▶ TASK TO CARRY OUT
Copy the material that follows word for word and omit its pictures.

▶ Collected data
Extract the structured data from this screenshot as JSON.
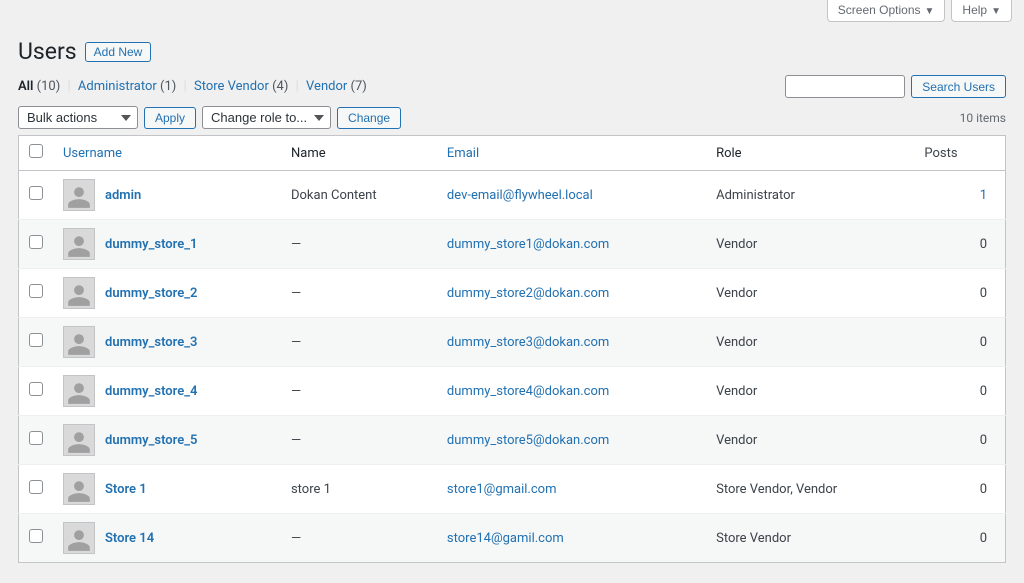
{
  "topbar": {
    "screen_options": "Screen Options",
    "help": "Help"
  },
  "header": {
    "title": "Users",
    "add_new": "Add New"
  },
  "filters": {
    "all": {
      "label": "All",
      "count": "(10)"
    },
    "administrator": {
      "label": "Administrator",
      "count": "(1)"
    },
    "store_vendor": {
      "label": "Store Vendor",
      "count": "(4)"
    },
    "vendor": {
      "label": "Vendor",
      "count": "(7)"
    }
  },
  "search": {
    "button": "Search Users"
  },
  "bulk": {
    "actions_label": "Bulk actions",
    "apply": "Apply",
    "change_role_label": "Change role to...",
    "change": "Change"
  },
  "pagination": {
    "items": "10 items"
  },
  "columns": {
    "username": "Username",
    "name": "Name",
    "email": "Email",
    "role": "Role",
    "posts": "Posts"
  },
  "rows": [
    {
      "username": "admin",
      "name": "Dokan Content",
      "email": "dev-email@flywheel.local",
      "role": "Administrator",
      "posts": "1",
      "posts_link": true
    },
    {
      "username": "dummy_store_1",
      "name": "—",
      "email": "dummy_store1@dokan.com",
      "role": "Vendor",
      "posts": "0"
    },
    {
      "username": "dummy_store_2",
      "name": "—",
      "email": "dummy_store2@dokan.com",
      "role": "Vendor",
      "posts": "0"
    },
    {
      "username": "dummy_store_3",
      "name": "—",
      "email": "dummy_store3@dokan.com",
      "role": "Vendor",
      "posts": "0"
    },
    {
      "username": "dummy_store_4",
      "name": "—",
      "email": "dummy_store4@dokan.com",
      "role": "Vendor",
      "posts": "0"
    },
    {
      "username": "dummy_store_5",
      "name": "—",
      "email": "dummy_store5@dokan.com",
      "role": "Vendor",
      "posts": "0"
    },
    {
      "username": "Store 1",
      "name": "store 1",
      "email": "store1@gmail.com",
      "role": "Store Vendor, Vendor",
      "posts": "0"
    },
    {
      "username": "Store 14",
      "name": "—",
      "email": "store14@gamil.com",
      "role": "Store Vendor",
      "posts": "0"
    }
  ]
}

▶ SOLUTION TO THIS EXERCISE
Extract the structured data from this screenshot as JSON.
{
  "topbar": {
    "screen_options": "Screen Options",
    "help": "Help"
  },
  "header": {
    "title": "Users",
    "add_new": "Add New"
  },
  "filters": {
    "all": {
      "label": "All",
      "count": "(10)"
    },
    "administrator": {
      "label": "Administrator",
      "count": "(1)"
    },
    "store_vendor": {
      "label": "Store Vendor",
      "count": "(4)"
    },
    "vendor": {
      "label": "Vendor",
      "count": "(7)"
    }
  },
  "search": {
    "button": "Search Users"
  },
  "bulk": {
    "actions_label": "Bulk actions",
    "apply": "Apply",
    "change_role_label": "Change role to...",
    "change": "Change"
  },
  "pagination": {
    "items": "10 items"
  },
  "columns": {
    "username": "Username",
    "name": "Name",
    "email": "Email",
    "role": "Role",
    "posts": "Posts"
  },
  "rows": [
    {
      "username": "admin",
      "name": "Dokan Content",
      "email": "dev-email@flywheel.local",
      "role": "Administrator",
      "posts": "1",
      "posts_link": true
    },
    {
      "username": "dummy_store_1",
      "name": "—",
      "email": "dummy_store1@dokan.com",
      "role": "Vendor",
      "posts": "0"
    },
    {
      "username": "dummy_store_2",
      "name": "—",
      "email": "dummy_store2@dokan.com",
      "role": "Vendor",
      "posts": "0"
    },
    {
      "username": "dummy_store_3",
      "name": "—",
      "email": "dummy_store3@dokan.com",
      "role": "Vendor",
      "posts": "0"
    },
    {
      "username": "dummy_store_4",
      "name": "—",
      "email": "dummy_store4@dokan.com",
      "role": "Vendor",
      "posts": "0"
    },
    {
      "username": "dummy_store_5",
      "name": "—",
      "email": "dummy_store5@dokan.com",
      "role": "Vendor",
      "posts": "0"
    },
    {
      "username": "Store 1",
      "name": "store 1",
      "email": "store1@gmail.com",
      "role": "Store Vendor, Vendor",
      "posts": "0"
    },
    {
      "username": "Store 14",
      "name": "—",
      "email": "store14@gamil.com",
      "role": "Store Vendor",
      "posts": "0"
    }
  ]
}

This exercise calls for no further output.